Scan the material and copy every line in which "grilled" appears.

(Part of a data file)

⟨

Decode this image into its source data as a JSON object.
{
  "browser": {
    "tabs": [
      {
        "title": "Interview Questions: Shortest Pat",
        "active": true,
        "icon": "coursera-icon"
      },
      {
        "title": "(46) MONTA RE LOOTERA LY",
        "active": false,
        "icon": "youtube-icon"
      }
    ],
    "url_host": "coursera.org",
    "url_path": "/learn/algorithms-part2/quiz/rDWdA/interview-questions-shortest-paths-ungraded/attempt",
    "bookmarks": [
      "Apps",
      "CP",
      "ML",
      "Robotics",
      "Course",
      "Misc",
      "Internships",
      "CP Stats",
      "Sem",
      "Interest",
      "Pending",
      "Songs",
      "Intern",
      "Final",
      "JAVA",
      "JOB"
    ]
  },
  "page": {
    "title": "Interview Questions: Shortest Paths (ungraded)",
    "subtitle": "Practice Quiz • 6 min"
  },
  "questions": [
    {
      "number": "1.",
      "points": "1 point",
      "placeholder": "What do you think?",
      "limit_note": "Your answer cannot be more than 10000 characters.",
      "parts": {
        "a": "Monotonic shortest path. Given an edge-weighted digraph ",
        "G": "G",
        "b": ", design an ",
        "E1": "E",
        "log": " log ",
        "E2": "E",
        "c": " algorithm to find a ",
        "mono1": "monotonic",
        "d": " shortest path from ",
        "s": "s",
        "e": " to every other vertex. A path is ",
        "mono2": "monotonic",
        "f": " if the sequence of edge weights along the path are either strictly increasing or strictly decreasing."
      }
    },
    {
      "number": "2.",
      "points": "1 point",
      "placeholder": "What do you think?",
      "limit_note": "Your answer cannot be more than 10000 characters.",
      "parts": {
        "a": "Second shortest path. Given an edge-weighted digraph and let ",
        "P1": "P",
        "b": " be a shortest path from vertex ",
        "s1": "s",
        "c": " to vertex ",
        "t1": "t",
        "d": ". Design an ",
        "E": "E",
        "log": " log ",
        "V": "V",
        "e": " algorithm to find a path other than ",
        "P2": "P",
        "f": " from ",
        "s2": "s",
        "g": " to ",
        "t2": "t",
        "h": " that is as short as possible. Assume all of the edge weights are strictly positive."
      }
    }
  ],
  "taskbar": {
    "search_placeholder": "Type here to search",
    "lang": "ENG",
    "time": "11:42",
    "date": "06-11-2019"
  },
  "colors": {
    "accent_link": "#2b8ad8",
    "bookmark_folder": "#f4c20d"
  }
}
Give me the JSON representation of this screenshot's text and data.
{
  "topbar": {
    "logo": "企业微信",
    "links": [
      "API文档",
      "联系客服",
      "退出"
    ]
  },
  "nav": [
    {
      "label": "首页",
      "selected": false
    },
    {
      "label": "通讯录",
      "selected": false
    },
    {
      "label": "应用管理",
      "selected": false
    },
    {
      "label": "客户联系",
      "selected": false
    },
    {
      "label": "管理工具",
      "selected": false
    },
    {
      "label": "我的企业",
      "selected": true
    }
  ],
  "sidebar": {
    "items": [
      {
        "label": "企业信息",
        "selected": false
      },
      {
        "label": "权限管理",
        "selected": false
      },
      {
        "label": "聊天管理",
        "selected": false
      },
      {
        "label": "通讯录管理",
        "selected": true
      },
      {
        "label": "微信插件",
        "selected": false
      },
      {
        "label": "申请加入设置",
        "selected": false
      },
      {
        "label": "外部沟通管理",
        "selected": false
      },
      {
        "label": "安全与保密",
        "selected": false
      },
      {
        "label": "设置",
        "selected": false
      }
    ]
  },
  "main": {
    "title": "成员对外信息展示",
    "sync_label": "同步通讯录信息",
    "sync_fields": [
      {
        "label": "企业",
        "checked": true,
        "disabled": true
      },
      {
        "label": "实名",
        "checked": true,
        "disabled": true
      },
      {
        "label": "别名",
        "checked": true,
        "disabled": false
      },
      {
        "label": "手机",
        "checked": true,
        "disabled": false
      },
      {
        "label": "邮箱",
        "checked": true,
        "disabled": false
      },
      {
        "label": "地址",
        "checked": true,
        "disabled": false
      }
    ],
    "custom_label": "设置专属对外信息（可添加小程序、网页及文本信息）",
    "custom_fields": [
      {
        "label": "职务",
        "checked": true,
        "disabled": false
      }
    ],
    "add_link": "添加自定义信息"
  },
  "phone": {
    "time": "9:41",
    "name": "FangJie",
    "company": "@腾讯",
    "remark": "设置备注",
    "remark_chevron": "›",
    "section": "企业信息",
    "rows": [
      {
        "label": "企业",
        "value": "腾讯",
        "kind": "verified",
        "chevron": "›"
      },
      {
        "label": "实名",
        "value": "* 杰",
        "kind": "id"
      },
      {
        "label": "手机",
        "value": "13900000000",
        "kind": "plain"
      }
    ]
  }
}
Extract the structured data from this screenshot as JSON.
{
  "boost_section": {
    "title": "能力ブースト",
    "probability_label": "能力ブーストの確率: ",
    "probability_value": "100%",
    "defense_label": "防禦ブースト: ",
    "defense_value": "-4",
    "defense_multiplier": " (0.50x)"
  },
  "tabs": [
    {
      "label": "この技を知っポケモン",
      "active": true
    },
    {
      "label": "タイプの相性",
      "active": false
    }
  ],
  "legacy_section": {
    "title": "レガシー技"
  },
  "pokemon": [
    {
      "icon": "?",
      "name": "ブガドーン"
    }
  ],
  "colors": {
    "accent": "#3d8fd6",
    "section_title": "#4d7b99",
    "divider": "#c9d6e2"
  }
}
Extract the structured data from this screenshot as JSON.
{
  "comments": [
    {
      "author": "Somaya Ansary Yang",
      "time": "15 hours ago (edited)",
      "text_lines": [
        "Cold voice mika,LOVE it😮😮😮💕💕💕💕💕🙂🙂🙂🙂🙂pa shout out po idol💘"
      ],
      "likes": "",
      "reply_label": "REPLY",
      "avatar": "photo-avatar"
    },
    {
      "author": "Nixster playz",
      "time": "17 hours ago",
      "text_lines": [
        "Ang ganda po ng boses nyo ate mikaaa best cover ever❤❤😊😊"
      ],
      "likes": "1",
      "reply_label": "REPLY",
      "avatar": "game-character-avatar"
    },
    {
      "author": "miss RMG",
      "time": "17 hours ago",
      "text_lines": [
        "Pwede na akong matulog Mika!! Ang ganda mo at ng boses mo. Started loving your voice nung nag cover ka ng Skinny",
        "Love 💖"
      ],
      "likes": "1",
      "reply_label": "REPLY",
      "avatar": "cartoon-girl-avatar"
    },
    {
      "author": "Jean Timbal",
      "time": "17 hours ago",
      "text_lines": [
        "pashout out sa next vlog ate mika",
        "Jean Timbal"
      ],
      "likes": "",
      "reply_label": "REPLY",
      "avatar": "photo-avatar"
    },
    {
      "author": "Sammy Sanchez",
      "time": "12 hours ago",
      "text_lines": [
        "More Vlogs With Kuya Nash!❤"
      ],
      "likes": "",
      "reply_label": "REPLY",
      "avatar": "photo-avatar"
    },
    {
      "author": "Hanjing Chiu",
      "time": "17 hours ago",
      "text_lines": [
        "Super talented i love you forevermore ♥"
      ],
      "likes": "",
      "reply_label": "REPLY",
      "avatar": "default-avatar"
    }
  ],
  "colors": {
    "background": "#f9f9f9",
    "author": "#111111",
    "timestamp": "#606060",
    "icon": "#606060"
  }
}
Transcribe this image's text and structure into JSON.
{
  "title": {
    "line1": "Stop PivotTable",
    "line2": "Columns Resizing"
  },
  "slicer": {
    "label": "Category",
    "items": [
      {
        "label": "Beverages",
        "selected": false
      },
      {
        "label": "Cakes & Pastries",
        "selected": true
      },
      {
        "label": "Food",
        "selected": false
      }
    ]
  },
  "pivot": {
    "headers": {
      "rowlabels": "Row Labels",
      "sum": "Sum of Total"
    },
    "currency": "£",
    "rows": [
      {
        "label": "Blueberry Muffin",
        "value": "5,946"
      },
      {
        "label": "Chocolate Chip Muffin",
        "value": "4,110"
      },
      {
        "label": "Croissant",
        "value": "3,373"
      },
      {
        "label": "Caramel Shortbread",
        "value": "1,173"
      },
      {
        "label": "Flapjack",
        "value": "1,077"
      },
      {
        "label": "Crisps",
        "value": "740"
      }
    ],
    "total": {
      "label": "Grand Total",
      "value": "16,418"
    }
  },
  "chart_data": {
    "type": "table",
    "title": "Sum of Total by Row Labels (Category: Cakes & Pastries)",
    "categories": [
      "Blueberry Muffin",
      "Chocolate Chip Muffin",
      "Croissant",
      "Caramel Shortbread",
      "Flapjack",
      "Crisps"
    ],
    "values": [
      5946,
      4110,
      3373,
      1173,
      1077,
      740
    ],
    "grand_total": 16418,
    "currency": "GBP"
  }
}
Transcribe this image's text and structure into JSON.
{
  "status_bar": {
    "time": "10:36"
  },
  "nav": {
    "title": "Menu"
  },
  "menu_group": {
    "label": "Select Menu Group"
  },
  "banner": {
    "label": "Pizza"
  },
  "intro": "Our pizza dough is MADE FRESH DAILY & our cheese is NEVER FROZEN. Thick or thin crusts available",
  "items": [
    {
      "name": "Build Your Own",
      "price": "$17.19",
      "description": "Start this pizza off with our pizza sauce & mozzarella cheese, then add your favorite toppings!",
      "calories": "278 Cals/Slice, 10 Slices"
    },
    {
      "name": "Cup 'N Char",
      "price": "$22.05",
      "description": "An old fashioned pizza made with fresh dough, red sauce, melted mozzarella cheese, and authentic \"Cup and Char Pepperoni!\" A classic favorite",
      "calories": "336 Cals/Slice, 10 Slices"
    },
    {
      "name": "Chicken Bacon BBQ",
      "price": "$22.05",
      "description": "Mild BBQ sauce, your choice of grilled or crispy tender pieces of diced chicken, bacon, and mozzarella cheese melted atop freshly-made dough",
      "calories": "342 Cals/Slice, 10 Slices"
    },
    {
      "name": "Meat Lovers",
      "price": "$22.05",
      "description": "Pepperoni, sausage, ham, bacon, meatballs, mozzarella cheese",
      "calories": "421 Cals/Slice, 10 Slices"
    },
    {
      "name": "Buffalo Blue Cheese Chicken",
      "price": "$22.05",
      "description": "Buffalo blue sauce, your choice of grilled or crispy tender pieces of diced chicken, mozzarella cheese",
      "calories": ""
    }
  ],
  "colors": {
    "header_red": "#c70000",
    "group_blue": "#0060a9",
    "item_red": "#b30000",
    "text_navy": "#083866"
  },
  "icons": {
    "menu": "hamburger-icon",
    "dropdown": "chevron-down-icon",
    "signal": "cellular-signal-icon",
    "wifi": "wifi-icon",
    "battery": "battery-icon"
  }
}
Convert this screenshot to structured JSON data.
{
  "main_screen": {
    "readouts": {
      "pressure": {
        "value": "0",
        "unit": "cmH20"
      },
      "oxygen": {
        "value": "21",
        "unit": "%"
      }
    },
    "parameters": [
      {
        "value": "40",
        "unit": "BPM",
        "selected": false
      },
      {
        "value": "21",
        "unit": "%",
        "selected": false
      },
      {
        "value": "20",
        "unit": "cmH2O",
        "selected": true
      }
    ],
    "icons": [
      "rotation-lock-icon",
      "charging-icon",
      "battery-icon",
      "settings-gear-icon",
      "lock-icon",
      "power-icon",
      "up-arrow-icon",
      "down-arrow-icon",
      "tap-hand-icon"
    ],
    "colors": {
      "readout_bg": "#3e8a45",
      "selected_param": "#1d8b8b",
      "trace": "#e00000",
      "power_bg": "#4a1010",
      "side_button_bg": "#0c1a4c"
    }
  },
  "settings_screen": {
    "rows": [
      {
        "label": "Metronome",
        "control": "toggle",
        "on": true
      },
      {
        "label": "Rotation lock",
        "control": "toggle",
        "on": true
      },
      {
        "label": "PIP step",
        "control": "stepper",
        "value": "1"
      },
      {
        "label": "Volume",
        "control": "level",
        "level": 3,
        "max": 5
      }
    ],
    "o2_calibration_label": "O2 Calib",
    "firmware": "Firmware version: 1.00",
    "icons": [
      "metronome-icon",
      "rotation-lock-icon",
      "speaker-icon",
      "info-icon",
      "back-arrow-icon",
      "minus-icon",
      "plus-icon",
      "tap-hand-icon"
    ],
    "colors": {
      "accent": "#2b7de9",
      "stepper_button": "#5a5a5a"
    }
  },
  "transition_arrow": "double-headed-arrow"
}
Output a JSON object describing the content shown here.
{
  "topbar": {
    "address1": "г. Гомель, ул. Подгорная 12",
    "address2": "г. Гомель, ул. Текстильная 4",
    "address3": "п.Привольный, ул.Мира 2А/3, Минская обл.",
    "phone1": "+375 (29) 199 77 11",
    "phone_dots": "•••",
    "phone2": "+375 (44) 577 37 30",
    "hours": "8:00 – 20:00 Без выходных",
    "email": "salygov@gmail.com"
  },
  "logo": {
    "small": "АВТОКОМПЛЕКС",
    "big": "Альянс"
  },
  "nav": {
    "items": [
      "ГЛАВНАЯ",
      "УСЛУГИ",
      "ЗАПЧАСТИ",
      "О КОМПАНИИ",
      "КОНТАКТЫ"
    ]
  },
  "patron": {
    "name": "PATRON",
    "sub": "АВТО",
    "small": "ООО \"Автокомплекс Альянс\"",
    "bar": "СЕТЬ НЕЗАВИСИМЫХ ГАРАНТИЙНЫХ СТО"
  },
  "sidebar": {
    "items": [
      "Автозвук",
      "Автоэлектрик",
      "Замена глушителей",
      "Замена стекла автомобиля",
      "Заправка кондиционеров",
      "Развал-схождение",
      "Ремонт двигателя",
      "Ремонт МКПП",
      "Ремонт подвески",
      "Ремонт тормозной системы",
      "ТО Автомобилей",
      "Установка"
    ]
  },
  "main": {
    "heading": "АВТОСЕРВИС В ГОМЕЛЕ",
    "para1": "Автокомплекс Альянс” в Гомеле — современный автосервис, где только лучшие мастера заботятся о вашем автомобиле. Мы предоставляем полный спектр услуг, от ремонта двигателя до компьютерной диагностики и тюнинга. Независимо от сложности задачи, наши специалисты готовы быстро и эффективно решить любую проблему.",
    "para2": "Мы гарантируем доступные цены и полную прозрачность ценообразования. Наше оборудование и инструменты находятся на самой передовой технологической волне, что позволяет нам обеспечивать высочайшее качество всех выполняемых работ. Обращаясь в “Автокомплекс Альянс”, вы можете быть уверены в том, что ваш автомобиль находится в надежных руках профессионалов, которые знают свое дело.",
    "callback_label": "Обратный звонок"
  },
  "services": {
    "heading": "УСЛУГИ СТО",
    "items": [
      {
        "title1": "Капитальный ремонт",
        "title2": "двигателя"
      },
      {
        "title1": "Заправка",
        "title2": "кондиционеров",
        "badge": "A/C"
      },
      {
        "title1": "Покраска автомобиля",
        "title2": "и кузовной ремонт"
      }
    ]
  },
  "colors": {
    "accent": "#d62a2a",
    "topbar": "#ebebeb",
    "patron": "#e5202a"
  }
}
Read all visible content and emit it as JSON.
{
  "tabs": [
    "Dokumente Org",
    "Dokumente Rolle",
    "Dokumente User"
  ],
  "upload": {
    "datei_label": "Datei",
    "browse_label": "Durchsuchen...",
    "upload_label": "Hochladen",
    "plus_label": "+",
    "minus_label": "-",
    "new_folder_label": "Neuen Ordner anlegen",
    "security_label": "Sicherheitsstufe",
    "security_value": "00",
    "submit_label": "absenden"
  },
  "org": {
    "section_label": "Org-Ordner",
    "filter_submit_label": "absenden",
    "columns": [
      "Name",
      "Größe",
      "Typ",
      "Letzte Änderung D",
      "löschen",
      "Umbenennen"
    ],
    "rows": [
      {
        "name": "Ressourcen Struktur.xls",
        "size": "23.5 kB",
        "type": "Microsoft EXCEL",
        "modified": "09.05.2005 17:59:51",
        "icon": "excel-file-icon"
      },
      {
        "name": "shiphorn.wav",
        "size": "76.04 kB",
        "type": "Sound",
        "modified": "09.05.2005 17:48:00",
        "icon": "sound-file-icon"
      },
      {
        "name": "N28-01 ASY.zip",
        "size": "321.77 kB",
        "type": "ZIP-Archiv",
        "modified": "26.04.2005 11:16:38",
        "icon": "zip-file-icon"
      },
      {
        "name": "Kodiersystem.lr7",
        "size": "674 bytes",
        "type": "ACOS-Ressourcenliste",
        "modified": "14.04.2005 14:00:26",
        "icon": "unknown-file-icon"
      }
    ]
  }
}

⟩

Response for this exercise »
      "description": "Mild BBQ sauce, your choice of grilled or crispy tender pieces of diced chicken, bacon, and mozzarella cheese melted atop freshly-made dough",
      "description": "Buffalo blue sauce, your choice of grilled or crispy tender pieces of diced chicken, mozzarella cheese",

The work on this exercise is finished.